--- begin PROVIDED RECORDS ---
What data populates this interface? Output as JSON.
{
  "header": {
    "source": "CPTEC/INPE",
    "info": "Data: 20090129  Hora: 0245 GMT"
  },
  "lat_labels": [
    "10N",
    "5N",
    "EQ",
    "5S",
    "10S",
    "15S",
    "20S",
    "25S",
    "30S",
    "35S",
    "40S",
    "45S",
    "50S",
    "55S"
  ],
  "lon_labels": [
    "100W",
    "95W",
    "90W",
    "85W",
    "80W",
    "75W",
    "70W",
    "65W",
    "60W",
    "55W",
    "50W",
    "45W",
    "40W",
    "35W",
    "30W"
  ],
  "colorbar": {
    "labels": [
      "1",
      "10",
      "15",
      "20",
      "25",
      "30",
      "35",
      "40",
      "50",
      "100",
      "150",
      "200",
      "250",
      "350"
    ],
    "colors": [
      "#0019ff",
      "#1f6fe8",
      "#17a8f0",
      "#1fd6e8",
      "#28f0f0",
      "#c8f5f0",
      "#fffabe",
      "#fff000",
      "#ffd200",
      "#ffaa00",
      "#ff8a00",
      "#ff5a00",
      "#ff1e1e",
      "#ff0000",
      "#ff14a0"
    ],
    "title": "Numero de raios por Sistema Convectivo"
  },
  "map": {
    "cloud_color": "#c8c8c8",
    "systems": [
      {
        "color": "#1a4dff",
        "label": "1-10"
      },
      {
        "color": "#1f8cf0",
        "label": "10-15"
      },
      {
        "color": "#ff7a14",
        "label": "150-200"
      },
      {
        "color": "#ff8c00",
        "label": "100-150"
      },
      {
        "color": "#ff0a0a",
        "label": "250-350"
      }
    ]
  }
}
--- end PROVIDED RECORDS ---
Extract every entry in the listing word for word.

WRITTEN RESPONSE:
What data populates this interface? Output as JSON.
{
  "header": {
    "source": "CPTEC/INPE",
    "info": "Data: 20090129  Hora: 0245 GMT"
  },
  "lat_labels": [
    "10N",
    "5N",
    "EQ",
    "5S",
    "10S",
    "15S",
    "20S",
    "25S",
    "30S",
    "35S",
    "40S",
    "45S",
    "50S",
    "55S"
  ],
  "lon_labels": [
    "100W",
    "95W",
    "90W",
    "85W",
    "80W",
    "75W",
    "70W",
    "65W",
    "60W",
    "55W",
    "50W",
    "45W",
    "40W",
    "35W",
    "30W"
  ],
  "colorbar": {
    "labels": [
      "1",
      "10",
      "15",
      "20",
      "25",
      "30",
      "35",
      "40",
      "50",
      "100",
      "150",
      "200",
      "250",
      "350"
    ],
    "colors": [
      "#0019ff",
      "#1f6fe8",
      "#17a8f0",
      "#1fd6e8",
      "#28f0f0",
      "#c8f5f0",
      "#fffabe",
      "#fff000",
      "#ffd200",
      "#ffaa00",
      "#ff8a00",
      "#ff5a00",
      "#ff1e1e",
      "#ff0000",
      "#ff14a0"
    ],
    "title": "Numero de raios por Sistema Convectivo"
  },
  "map": {
    "cloud_color": "#c8c8c8",
    "systems": [
      {
        "color": "#1a4dff",
        "label": "1-10"
      },
      {
        "color": "#1f8cf0",
        "label": "10-15"
      },
      {
        "color": "#ff7a14",
        "label": "150-200"
      },
      {
        "color": "#ff8c00",
        "label": "100-150"
      },
      {
        "color": "#ff0a0a",
        "label": "250-350"
      }
    ]
  }
}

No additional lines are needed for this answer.